◆ Problem details
Copy every one of the entries below word for word, with each line unchanged.

— Start —

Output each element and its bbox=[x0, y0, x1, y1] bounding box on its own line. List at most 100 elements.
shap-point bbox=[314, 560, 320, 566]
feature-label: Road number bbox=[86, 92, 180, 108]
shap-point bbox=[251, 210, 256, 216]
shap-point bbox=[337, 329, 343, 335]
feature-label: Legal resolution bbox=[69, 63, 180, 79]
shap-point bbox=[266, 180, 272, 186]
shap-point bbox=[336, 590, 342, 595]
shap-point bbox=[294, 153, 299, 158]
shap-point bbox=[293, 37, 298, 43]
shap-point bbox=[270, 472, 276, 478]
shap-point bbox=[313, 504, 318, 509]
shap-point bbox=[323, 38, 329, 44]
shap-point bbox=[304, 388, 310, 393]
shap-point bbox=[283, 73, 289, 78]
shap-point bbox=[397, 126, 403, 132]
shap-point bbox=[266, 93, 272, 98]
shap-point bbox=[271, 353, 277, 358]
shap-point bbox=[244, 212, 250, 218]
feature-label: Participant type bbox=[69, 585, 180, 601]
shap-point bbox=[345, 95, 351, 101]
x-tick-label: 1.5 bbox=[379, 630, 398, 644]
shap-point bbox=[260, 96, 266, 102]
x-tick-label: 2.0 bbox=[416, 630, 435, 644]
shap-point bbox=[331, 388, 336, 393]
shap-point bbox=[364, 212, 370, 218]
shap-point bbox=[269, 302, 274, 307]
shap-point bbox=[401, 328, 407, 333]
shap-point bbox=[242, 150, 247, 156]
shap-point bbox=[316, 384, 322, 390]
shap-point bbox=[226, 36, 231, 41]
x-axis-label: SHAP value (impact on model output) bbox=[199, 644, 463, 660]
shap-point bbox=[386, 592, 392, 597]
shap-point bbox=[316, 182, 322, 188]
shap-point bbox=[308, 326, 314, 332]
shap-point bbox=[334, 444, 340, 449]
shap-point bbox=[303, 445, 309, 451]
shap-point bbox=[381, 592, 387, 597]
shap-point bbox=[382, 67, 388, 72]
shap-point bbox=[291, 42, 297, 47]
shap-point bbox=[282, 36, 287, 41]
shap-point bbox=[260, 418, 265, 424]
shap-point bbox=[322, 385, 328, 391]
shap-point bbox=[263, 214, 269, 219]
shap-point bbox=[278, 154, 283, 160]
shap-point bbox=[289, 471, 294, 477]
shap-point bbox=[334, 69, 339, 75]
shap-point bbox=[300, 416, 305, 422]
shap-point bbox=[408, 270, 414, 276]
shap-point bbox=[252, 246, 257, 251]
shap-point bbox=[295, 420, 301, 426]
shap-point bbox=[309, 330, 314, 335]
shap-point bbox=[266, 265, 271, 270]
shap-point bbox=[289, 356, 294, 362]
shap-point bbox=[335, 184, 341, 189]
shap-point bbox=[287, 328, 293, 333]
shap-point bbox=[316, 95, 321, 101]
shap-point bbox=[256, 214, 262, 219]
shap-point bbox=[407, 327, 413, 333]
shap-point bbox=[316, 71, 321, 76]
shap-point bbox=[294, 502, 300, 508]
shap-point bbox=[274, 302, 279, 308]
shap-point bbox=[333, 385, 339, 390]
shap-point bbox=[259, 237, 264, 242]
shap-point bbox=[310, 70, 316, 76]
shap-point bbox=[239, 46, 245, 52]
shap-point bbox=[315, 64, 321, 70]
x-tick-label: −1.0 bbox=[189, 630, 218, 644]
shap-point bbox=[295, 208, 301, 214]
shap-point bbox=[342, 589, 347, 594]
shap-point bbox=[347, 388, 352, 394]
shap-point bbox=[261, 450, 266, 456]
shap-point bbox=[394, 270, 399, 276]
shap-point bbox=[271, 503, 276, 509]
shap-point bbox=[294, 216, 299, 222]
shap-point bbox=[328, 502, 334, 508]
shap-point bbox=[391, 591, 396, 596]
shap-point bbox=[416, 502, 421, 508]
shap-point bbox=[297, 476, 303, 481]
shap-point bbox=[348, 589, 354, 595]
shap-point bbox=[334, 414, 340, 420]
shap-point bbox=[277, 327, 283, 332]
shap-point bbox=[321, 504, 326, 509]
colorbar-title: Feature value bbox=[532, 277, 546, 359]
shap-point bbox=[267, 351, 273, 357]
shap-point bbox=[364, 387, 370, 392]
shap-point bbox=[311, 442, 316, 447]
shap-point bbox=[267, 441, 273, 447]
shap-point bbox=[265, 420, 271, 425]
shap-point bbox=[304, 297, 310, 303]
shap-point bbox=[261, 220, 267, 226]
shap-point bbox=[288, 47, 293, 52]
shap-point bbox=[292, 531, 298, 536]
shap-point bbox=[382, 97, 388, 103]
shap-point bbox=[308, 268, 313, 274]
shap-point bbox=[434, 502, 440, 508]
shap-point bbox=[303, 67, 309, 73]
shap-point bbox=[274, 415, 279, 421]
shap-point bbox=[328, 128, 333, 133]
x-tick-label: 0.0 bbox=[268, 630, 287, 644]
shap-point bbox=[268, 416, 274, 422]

— End —

◆ Solution to the problem
Output each element and its bbox=[x0, y0, x1, y1] bounding box on its own line. List at most 100 elements.
shap-point bbox=[314, 560, 320, 566]
feature-label: Road number bbox=[86, 92, 180, 108]
shap-point bbox=[251, 210, 256, 216]
shap-point bbox=[337, 329, 343, 335]
feature-label: Legal resolution bbox=[69, 63, 180, 79]
shap-point bbox=[266, 180, 272, 186]
shap-point bbox=[336, 590, 342, 595]
shap-point bbox=[294, 153, 299, 158]
shap-point bbox=[293, 37, 298, 43]
shap-point bbox=[270, 472, 276, 478]
shap-point bbox=[313, 504, 318, 509]
shap-point bbox=[323, 38, 329, 44]
shap-point bbox=[304, 388, 310, 393]
shap-point bbox=[283, 73, 289, 78]
shap-point bbox=[397, 126, 403, 132]
shap-point bbox=[266, 93, 272, 98]
shap-point bbox=[271, 353, 277, 358]
shap-point bbox=[244, 212, 250, 218]
feature-label: Participant type bbox=[69, 585, 180, 601]
shap-point bbox=[345, 95, 351, 101]
x-tick-label: 1.5 bbox=[379, 630, 398, 644]
shap-point bbox=[260, 96, 266, 102]
x-tick-label: 2.0 bbox=[416, 630, 435, 644]
shap-point bbox=[331, 388, 336, 393]
shap-point bbox=[364, 212, 370, 218]
shap-point bbox=[269, 302, 274, 307]
shap-point bbox=[401, 328, 407, 333]
shap-point bbox=[242, 150, 247, 156]
shap-point bbox=[316, 384, 322, 390]
shap-point bbox=[226, 36, 231, 41]
x-axis-label: SHAP value (impact on model output) bbox=[199, 644, 463, 660]
shap-point bbox=[386, 592, 392, 597]
shap-point bbox=[316, 182, 322, 188]
shap-point bbox=[308, 326, 314, 332]
shap-point bbox=[334, 444, 340, 449]
shap-point bbox=[303, 445, 309, 451]
shap-point bbox=[381, 592, 387, 597]
shap-point bbox=[382, 67, 388, 72]
shap-point bbox=[291, 42, 297, 47]
shap-point bbox=[282, 36, 287, 41]
shap-point bbox=[260, 418, 265, 424]
shap-point bbox=[322, 385, 328, 391]
shap-point bbox=[263, 214, 269, 219]
shap-point bbox=[278, 154, 283, 160]
shap-point bbox=[289, 471, 294, 477]
shap-point bbox=[334, 69, 339, 75]
shap-point bbox=[300, 416, 305, 422]
shap-point bbox=[408, 270, 414, 276]
shap-point bbox=[252, 246, 257, 251]
shap-point bbox=[295, 420, 301, 426]
shap-point bbox=[309, 330, 314, 335]
shap-point bbox=[266, 265, 271, 270]
shap-point bbox=[289, 356, 294, 362]
shap-point bbox=[335, 184, 341, 189]
shap-point bbox=[287, 328, 293, 333]
shap-point bbox=[316, 95, 321, 101]
shap-point bbox=[256, 214, 262, 219]
shap-point bbox=[407, 327, 413, 333]
shap-point bbox=[316, 71, 321, 76]
shap-point bbox=[294, 502, 300, 508]
shap-point bbox=[274, 302, 279, 308]
shap-point bbox=[333, 385, 339, 390]
shap-point bbox=[259, 237, 264, 242]
shap-point bbox=[310, 70, 316, 76]
shap-point bbox=[239, 46, 245, 52]
shap-point bbox=[315, 64, 321, 70]
x-tick-label: −1.0 bbox=[189, 630, 218, 644]
shap-point bbox=[295, 208, 301, 214]
shap-point bbox=[342, 589, 347, 594]
shap-point bbox=[347, 388, 352, 394]
shap-point bbox=[261, 450, 266, 456]
shap-point bbox=[394, 270, 399, 276]
shap-point bbox=[271, 503, 276, 509]
shap-point bbox=[294, 216, 299, 222]
shap-point bbox=[328, 502, 334, 508]
shap-point bbox=[391, 591, 396, 596]
shap-point bbox=[416, 502, 421, 508]
shap-point bbox=[297, 476, 303, 481]
shap-point bbox=[348, 589, 354, 595]
shap-point bbox=[334, 414, 340, 420]
shap-point bbox=[277, 327, 283, 332]
shap-point bbox=[321, 504, 326, 509]
colorbar-title: Feature value bbox=[532, 277, 546, 359]
shap-point bbox=[267, 351, 273, 357]
shap-point bbox=[364, 387, 370, 392]
shap-point bbox=[311, 442, 316, 447]
shap-point bbox=[267, 441, 273, 447]
shap-point bbox=[265, 420, 271, 425]
shap-point bbox=[304, 297, 310, 303]
shap-point bbox=[261, 220, 267, 226]
shap-point bbox=[288, 47, 293, 52]
shap-point bbox=[292, 531, 298, 536]
shap-point bbox=[382, 97, 388, 103]
shap-point bbox=[308, 268, 313, 274]
shap-point bbox=[434, 502, 440, 508]
shap-point bbox=[303, 67, 309, 73]
shap-point bbox=[274, 415, 279, 421]
shap-point bbox=[328, 128, 333, 133]
x-tick-label: 0.0 bbox=[268, 630, 287, 644]
shap-point bbox=[268, 416, 274, 422]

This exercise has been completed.